begin DATA FOR THIS EXERCISE
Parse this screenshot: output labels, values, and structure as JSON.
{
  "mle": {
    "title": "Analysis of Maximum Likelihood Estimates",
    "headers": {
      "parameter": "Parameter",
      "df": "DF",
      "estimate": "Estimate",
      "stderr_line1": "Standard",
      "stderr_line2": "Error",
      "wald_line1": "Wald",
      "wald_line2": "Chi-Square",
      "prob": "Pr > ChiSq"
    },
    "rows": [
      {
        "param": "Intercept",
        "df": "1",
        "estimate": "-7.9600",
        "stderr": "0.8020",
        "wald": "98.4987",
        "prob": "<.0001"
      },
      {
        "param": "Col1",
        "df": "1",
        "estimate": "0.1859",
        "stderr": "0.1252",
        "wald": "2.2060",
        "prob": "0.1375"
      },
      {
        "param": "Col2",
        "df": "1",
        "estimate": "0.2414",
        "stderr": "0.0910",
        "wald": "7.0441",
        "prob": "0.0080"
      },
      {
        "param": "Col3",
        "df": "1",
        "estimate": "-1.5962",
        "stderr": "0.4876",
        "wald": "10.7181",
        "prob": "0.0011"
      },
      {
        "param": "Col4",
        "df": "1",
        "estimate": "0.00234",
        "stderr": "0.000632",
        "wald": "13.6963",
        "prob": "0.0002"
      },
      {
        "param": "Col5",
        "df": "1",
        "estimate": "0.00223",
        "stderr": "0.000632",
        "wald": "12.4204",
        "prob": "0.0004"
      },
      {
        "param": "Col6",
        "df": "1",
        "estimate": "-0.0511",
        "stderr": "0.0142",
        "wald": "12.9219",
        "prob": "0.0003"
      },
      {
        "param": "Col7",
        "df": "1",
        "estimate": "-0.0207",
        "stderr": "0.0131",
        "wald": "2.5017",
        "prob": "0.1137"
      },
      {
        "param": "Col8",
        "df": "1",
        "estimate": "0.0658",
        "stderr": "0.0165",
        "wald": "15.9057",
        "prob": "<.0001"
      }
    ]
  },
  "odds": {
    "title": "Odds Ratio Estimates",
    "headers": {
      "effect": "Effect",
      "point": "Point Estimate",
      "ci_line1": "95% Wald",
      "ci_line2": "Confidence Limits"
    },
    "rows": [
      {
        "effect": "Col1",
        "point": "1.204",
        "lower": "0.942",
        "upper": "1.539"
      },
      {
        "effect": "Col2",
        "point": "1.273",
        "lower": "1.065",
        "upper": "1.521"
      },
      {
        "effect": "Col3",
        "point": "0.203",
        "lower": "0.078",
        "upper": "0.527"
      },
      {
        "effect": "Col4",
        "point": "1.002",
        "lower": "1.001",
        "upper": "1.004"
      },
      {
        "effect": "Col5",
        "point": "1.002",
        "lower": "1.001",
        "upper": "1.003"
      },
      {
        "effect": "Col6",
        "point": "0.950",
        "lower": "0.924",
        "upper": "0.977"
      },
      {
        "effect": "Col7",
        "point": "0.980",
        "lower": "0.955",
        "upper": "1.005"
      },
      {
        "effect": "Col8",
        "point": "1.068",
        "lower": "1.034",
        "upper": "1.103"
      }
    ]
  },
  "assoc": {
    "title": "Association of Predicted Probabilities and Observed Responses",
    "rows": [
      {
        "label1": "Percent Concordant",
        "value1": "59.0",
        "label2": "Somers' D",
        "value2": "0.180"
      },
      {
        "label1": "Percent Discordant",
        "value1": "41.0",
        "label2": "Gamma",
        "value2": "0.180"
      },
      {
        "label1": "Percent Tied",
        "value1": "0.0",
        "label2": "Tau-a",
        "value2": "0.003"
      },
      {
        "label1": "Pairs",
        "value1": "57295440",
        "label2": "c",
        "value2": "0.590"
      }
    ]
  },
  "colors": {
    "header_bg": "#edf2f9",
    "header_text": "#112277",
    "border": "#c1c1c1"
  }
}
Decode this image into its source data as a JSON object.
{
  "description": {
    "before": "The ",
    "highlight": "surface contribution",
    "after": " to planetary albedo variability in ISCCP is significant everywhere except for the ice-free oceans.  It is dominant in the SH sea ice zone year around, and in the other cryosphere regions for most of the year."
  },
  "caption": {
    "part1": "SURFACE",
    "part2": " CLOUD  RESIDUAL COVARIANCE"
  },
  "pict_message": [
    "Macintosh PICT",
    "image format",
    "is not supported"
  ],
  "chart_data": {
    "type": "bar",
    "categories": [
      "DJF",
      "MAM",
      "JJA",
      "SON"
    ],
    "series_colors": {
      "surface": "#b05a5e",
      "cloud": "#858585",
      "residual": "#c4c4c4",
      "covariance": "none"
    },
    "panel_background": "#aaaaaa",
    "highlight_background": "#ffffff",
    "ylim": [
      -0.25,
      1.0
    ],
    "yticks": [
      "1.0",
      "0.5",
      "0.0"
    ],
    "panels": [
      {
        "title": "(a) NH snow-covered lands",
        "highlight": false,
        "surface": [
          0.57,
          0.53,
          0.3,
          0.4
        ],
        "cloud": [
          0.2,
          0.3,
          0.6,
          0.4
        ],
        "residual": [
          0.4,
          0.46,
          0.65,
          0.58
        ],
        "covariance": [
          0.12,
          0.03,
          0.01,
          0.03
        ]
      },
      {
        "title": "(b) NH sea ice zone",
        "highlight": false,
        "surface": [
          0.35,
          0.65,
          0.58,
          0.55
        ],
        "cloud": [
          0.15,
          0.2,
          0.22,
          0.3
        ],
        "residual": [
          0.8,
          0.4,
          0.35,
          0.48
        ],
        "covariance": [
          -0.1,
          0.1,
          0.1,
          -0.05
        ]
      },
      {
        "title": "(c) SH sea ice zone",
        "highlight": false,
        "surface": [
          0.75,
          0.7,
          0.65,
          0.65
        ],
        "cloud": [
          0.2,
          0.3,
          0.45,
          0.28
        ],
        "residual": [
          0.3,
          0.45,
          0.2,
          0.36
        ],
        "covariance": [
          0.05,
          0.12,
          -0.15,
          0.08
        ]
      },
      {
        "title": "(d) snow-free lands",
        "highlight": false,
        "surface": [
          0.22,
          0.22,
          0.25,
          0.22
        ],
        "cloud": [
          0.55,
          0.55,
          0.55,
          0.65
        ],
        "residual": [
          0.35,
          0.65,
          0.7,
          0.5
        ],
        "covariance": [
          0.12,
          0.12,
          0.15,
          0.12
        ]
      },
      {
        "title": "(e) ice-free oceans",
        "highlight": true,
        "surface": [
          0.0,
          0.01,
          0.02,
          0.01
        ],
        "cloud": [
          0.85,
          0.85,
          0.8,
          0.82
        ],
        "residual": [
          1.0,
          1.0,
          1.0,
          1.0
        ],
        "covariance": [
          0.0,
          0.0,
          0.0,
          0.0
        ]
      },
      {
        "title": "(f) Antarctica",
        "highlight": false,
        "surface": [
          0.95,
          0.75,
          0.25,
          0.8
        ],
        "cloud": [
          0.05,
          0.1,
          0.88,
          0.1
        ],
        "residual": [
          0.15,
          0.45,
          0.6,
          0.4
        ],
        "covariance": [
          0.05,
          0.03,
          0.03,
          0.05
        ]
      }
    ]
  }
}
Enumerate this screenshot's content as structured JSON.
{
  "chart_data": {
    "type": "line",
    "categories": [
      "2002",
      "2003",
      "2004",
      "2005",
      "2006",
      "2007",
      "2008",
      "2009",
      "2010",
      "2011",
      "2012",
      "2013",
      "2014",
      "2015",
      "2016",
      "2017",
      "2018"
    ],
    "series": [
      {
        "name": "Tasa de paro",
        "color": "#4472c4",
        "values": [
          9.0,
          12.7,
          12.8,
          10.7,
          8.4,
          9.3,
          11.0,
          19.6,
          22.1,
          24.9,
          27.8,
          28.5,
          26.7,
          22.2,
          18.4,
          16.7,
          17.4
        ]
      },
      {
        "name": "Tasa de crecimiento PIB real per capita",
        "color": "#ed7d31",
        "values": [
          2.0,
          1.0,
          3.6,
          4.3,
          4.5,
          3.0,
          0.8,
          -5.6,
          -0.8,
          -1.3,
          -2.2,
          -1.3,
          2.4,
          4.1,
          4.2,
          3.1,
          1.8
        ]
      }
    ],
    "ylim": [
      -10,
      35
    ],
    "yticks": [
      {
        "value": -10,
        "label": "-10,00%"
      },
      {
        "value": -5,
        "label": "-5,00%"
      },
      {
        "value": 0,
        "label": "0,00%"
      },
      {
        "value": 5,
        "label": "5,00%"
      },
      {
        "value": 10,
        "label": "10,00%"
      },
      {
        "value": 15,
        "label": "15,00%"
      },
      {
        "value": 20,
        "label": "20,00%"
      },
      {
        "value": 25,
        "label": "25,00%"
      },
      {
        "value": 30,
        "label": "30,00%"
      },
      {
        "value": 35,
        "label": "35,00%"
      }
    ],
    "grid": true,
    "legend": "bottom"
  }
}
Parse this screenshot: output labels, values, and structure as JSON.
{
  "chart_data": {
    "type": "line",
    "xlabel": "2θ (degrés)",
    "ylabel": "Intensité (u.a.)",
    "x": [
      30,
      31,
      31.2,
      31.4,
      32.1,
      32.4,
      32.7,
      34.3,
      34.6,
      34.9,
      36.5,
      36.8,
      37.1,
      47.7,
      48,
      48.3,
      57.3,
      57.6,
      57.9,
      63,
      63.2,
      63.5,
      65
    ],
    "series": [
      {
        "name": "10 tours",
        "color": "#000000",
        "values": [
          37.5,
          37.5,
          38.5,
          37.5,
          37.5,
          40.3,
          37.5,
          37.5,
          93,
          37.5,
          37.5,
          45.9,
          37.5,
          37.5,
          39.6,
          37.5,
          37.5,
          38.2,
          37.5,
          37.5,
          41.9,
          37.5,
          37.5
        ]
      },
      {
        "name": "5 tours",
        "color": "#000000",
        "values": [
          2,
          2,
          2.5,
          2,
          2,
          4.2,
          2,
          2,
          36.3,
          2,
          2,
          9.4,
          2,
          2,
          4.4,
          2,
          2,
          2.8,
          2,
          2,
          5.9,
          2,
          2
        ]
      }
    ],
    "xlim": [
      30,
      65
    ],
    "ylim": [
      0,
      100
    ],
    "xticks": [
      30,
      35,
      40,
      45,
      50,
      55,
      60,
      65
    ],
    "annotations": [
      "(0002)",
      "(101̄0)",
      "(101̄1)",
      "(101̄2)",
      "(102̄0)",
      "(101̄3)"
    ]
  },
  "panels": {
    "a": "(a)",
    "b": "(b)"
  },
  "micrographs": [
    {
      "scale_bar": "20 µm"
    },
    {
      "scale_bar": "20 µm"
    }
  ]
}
end DATA FOR THIS EXERCISE
§ **EXERCISE DIRECTIONS**
Every line above that contains the word "JSON" should be reported.

§ **ANSWER TO THE PROBLEM**
Parse this screenshot: output labels, values, and structure as JSON.
Decode this image into its source data as a JSON object.
Enumerate this screenshot's content as structured JSON.
Parse this screenshot: output labels, values, and structure as JSON.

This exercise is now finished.